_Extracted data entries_
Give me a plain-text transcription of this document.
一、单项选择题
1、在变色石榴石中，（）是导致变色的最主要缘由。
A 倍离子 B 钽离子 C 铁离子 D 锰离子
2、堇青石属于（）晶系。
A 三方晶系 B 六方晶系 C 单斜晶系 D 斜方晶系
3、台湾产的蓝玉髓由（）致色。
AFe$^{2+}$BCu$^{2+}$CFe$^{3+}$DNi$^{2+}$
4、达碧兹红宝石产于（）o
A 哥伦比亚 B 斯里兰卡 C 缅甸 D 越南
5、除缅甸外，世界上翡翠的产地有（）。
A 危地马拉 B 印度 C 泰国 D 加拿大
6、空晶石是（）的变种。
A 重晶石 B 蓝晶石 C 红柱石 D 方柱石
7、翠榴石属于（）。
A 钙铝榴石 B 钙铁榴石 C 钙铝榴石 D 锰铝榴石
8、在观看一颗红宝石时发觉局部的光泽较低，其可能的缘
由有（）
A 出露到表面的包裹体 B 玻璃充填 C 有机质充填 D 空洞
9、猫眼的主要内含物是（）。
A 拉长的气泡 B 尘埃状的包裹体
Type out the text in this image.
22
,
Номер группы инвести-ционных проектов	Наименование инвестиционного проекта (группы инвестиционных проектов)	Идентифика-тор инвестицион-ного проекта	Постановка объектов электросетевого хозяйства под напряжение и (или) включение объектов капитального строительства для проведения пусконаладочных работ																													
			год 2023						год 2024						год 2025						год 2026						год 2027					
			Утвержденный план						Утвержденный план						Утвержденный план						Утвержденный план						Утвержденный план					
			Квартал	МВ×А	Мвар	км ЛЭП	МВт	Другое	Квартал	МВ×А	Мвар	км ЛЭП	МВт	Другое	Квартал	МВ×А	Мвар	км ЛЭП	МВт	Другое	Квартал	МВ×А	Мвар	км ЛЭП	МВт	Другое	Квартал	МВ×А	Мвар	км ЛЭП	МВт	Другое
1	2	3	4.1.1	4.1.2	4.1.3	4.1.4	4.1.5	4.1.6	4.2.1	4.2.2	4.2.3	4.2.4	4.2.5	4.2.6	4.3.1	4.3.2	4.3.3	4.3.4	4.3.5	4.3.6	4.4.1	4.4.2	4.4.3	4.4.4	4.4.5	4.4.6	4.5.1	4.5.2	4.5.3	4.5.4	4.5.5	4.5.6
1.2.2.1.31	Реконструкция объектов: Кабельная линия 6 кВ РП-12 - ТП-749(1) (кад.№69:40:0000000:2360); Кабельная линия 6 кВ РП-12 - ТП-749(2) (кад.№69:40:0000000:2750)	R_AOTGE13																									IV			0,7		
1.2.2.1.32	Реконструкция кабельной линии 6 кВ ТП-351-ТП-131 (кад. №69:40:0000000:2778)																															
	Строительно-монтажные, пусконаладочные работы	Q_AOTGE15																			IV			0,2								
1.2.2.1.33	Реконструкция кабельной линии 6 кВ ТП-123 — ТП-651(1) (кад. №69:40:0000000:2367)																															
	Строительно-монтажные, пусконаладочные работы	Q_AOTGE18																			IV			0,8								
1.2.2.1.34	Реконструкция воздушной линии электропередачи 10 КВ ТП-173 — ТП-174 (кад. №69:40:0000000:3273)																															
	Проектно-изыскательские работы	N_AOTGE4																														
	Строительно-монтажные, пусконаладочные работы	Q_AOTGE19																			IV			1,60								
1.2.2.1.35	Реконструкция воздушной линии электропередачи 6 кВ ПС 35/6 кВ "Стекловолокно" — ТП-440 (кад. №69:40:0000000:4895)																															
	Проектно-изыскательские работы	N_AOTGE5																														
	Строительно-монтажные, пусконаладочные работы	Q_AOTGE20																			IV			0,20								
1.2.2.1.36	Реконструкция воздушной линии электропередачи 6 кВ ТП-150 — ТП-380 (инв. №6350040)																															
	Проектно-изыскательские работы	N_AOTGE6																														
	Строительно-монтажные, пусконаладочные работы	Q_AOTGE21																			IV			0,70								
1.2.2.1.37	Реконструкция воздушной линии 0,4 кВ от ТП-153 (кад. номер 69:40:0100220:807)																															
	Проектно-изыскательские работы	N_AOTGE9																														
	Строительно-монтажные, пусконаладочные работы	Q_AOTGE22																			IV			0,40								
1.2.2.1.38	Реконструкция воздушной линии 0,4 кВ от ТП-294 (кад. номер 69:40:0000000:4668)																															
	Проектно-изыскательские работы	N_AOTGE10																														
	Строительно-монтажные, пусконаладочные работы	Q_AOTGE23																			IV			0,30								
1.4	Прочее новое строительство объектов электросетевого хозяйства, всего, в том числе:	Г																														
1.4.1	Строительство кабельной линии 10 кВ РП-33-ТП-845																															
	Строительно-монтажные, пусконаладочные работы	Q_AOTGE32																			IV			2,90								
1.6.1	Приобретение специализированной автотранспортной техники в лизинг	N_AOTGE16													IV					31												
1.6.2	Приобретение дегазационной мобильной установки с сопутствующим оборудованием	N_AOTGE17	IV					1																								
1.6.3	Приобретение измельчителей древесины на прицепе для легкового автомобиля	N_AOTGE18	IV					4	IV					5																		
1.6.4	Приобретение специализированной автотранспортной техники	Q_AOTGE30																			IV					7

_Brief_
Give an exact repetition of all the material.

_Written response_
Give me a plain-text transcription of this document.
一、单项选择题
1、在变色石榴石中，（）是导致变色的最主要缘由。
A 倍离子 B 钽离子 C 铁离子 D 锰离子
2、堇青石属于（）晶系。
A 三方晶系 B 六方晶系 C 单斜晶系 D 斜方晶系
3、台湾产的蓝玉髓由（）致色。
AFe$^{2+}$BCu$^{2+}$CFe$^{3+}$DNi$^{2+}$
4、达碧兹红宝石产于（）o
A 哥伦比亚 B 斯里兰卡 C 缅甸 D 越南
5、除缅甸外，世界上翡翠的产地有（）。
A 危地马拉 B 印度 C 泰国 D 加拿大
6、空晶石是（）的变种。
A 重晶石 B 蓝晶石 C 红柱石 D 方柱石
7、翠榴石属于（）。
A 钙铝榴石 B 钙铁榴石 C 钙铝榴石 D 锰铝榴石
8、在观看一颗红宝石时发觉局部的光泽较低，其可能的缘
由有（）
A 出露到表面的包裹体 B 玻璃充填 C 有机质充填 D 空洞
9、猫眼的主要内含物是（）。
A 拉长的气泡 B 尘埃状的包裹体
Type out the text in this image.
22
,
Номер группы инвести-ционных проектов	Наименование инвестиционного проекта (группы инвестиционных проектов)	Идентифика-тор инвестицион-ного проекта	Постановка объектов электросетевого хозяйства под напряжение и (или) включение объектов капитального строительства для проведения пусконаладочных работ																													
			год 2023						год 2024						год 2025						год 2026						год 2027					
			Утвержденный план						Утвержденный план						Утвержденный план						Утвержденный план						Утвержденный план					
			Квартал	МВ×А	Мвар	км ЛЭП	МВт	Другое	Квартал	МВ×А	Мвар	км ЛЭП	МВт	Другое	Квартал	МВ×А	Мвар	км ЛЭП	МВт	Другое	Квартал	МВ×А	Мвар	км ЛЭП	МВт	Другое	Квартал	МВ×А	Мвар	км ЛЭП	МВт	Другое
1	2	3	4.1.1	4.1.2	4.1.3	4.1.4	4.1.5	4.1.6	4.2.1	4.2.2	4.2.3	4.2.4	4.2.5	4.2.6	4.3.1	4.3.2	4.3.3	4.3.4	4.3.5	4.3.6	4.4.1	4.4.2	4.4.3	4.4.4	4.4.5	4.4.6	4.5.1	4.5.2	4.5.3	4.5.4	4.5.5	4.5.6
1.2.2.1.31	Реконструкция объектов: Кабельная линия 6 кВ РП-12 - ТП-749(1) (кад.№69:40:0000000:2360); Кабельная линия 6 кВ РП-12 - ТП-749(2) (кад.№69:40:0000000:2750)	R_AOTGE13																									IV			0,7		
1.2.2.1.32	Реконструкция кабельной линии 6 кВ ТП-351-ТП-131 (кад. №69:40:0000000:2778)																															
	Строительно-монтажные, пусконаладочные работы	Q_AOTGE15																			IV			0,2								
1.2.2.1.33	Реконструкция кабельной линии 6 кВ ТП-123 — ТП-651(1) (кад. №69:40:0000000:2367)																															
	Строительно-монтажные, пусконаладочные работы	Q_AOTGE18																			IV			0,8								
1.2.2.1.34	Реконструкция воздушной линии электропередачи 10 КВ ТП-173 — ТП-174 (кад. №69:40:0000000:3273)																															
	Проектно-изыскательские работы	N_AOTGE4																														
	Строительно-монтажные, пусконаладочные работы	Q_AOTGE19																			IV			1,60								
1.2.2.1.35	Реконструкция воздушной линии электропередачи 6 кВ ПС 35/6 кВ "Стекловолокно" — ТП-440 (кад. №69:40:0000000:4895)																															
	Проектно-изыскательские работы	N_AOTGE5																														
	Строительно-монтажные, пусконаладочные работы	Q_AOTGE20																			IV			0,20								
1.2.2.1.36	Реконструкция воздушной линии электропередачи 6 кВ ТП-150 — ТП-380 (инв. №6350040)																															
	Проектно-изыскательские работы	N_AOTGE6																														
	Строительно-монтажные, пусконаладочные работы	Q_AOTGE21																			IV			0,70								
1.2.2.1.37	Реконструкция воздушной линии 0,4 кВ от ТП-153 (кад. номер 69:40:0100220:807)																															
	Проектно-изыскательские работы	N_AOTGE9																														
	Строительно-монтажные, пусконаладочные работы	Q_AOTGE22																			IV			0,40								
1.2.2.1.38	Реконструкция воздушной линии 0,4 кВ от ТП-294 (кад. номер 69:40:0000000:4668)																															
	Проектно-изыскательские работы	N_AOTGE10																														
	Строительно-монтажные, пусконаладочные работы	Q_AOTGE23																			IV			0,30								
1.4	Прочее новое строительство объектов электросетевого хозяйства, всего, в том числе:	Г																														
1.4.1	Строительство кабельной линии 10 кВ РП-33-ТП-845																															
	Строительно-монтажные, пусконаладочные работы	Q_AOTGE32																			IV			2,90								
1.6.1	Приобретение специализированной автотранспортной техники в лизинг	N_AOTGE16													IV					31												
1.6.2	Приобретение дегазационной мобильной установки с сопутствующим оборудованием	N_AOTGE17	IV					1																								
1.6.3	Приобретение измельчителей древесины на прицепе для легкового автомобиля	N_AOTGE18	IV					4	IV					5																		
1.6.4	Приобретение специализированной автотранспортной техники	Q_AOTGE30																			IV					7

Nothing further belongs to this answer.